-- Records for the task start --

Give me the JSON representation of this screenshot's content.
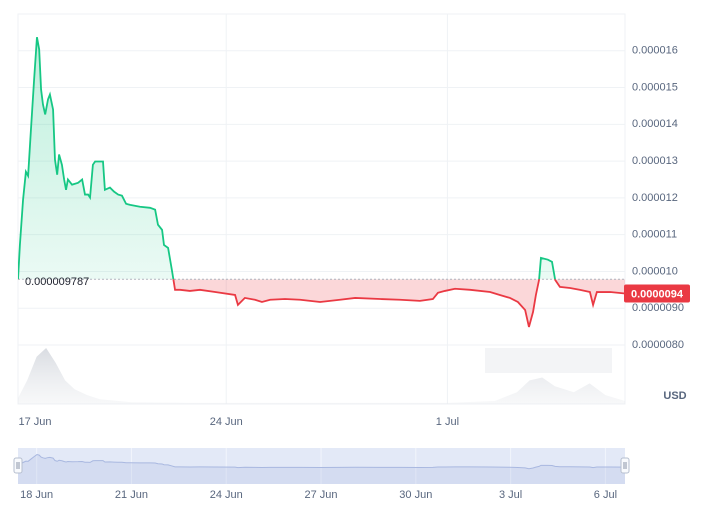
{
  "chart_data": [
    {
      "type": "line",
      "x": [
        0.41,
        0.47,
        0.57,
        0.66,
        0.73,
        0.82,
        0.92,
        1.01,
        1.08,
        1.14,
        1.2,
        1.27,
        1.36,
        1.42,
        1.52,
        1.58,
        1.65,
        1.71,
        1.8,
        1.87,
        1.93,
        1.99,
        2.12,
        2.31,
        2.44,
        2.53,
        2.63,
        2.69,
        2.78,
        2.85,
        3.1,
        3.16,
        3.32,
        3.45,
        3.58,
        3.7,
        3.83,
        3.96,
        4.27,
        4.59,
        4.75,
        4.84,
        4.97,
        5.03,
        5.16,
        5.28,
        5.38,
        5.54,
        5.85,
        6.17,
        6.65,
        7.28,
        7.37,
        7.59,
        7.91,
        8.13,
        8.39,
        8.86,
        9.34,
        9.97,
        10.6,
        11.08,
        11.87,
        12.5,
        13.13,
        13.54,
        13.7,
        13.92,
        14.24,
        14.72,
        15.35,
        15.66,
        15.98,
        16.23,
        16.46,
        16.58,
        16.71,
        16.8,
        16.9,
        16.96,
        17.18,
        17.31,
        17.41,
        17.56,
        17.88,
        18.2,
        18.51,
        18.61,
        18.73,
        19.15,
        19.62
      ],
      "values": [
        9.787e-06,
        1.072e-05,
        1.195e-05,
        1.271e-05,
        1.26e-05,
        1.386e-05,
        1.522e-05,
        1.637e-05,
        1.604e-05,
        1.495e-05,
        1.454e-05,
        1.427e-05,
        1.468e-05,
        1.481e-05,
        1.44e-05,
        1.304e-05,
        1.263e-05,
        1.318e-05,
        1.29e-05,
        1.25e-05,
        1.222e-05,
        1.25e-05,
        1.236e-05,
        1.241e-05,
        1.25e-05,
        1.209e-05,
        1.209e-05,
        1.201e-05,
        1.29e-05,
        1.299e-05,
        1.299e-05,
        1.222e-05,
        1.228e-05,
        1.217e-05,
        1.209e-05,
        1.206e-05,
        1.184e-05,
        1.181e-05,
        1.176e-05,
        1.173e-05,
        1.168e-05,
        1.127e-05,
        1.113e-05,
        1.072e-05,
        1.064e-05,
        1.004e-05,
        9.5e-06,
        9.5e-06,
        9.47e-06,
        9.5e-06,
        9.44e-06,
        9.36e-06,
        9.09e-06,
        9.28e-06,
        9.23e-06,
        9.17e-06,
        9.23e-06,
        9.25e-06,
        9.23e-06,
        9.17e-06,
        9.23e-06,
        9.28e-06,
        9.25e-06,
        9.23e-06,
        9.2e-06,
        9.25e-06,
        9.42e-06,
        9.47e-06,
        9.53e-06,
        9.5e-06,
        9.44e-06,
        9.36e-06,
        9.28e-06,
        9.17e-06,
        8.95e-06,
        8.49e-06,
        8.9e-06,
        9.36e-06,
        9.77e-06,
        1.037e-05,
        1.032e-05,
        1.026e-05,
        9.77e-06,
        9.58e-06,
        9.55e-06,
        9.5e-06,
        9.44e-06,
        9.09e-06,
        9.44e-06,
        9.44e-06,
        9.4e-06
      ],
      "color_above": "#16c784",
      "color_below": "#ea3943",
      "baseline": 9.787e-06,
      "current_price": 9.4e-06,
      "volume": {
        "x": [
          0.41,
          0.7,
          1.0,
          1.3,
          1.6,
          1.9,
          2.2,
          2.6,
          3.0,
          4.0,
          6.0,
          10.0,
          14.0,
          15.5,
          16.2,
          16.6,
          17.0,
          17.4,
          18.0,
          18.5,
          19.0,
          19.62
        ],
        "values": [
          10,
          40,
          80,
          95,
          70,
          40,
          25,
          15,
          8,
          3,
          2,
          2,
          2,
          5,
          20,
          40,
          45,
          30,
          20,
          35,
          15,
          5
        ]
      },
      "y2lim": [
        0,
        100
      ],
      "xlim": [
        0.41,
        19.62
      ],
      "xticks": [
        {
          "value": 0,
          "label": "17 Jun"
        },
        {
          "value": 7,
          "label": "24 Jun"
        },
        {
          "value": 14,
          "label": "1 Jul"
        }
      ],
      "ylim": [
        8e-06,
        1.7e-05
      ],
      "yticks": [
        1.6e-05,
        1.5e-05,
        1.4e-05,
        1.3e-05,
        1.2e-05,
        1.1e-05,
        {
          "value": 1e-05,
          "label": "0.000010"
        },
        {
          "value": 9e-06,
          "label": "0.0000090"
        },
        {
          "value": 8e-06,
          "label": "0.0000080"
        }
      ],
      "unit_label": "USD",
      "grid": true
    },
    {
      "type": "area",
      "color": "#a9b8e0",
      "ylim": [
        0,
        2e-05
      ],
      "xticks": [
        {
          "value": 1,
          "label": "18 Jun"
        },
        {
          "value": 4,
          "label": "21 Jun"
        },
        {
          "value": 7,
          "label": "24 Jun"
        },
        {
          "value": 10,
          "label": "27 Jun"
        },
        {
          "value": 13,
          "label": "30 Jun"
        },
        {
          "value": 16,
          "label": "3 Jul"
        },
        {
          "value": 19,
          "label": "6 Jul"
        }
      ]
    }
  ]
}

-- Records for the task end --
-- Records for the task start --

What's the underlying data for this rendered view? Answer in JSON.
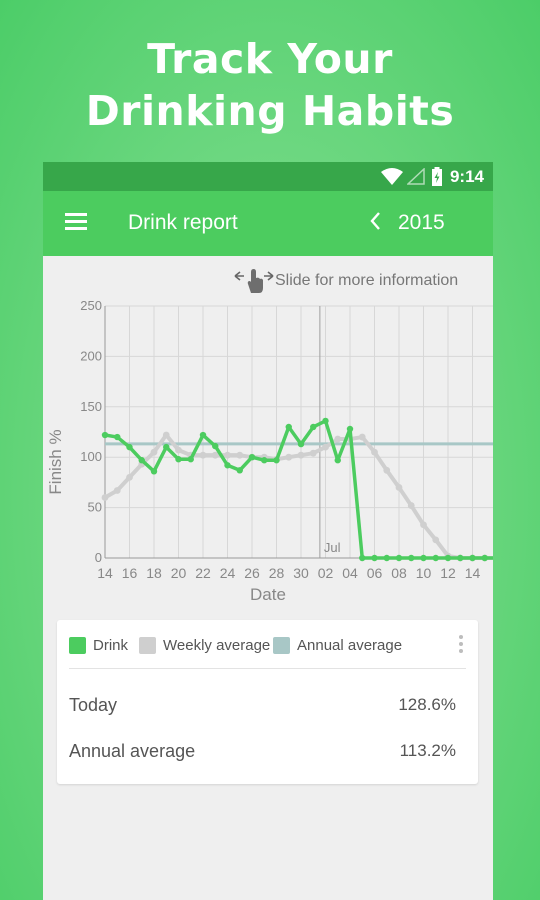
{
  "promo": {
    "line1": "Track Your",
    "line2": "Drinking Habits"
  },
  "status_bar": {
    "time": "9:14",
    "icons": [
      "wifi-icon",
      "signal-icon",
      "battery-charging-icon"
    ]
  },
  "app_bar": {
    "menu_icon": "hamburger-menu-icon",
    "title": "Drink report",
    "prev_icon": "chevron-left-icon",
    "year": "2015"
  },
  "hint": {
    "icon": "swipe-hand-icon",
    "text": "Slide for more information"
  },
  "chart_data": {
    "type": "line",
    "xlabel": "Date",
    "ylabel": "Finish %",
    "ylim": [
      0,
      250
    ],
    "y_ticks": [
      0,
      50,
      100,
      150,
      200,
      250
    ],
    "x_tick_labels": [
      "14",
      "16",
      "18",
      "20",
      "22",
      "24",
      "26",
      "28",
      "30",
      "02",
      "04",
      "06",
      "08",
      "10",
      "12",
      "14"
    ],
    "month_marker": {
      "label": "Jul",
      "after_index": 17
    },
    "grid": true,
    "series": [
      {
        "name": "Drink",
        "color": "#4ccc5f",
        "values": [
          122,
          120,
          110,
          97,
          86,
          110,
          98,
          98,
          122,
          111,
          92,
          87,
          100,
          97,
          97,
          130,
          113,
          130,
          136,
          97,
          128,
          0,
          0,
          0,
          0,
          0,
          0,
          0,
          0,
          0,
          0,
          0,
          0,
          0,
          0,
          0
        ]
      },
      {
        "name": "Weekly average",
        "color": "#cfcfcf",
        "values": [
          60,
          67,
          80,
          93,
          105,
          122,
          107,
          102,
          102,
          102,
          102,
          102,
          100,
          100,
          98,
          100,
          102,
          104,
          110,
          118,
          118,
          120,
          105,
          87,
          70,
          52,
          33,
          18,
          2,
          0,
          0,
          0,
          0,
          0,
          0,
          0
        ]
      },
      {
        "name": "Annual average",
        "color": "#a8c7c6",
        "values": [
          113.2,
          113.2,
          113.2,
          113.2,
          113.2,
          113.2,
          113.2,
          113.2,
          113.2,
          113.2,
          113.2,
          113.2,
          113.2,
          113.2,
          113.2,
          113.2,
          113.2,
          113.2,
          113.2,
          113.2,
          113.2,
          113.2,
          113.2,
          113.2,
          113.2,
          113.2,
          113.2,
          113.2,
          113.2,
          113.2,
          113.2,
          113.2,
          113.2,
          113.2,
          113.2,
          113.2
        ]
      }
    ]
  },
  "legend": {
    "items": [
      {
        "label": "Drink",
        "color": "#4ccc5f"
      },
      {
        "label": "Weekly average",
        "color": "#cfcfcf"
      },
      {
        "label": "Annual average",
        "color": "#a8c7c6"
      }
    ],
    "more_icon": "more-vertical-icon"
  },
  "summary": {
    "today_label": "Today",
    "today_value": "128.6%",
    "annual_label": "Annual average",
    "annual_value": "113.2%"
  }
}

-- Records for the task end --

> _Short task_
Gather each line of the listing containing the word "more" and show it.

> _Solution below_
    "text": "Slide for more information"
    "more_icon": "more-vertical-icon"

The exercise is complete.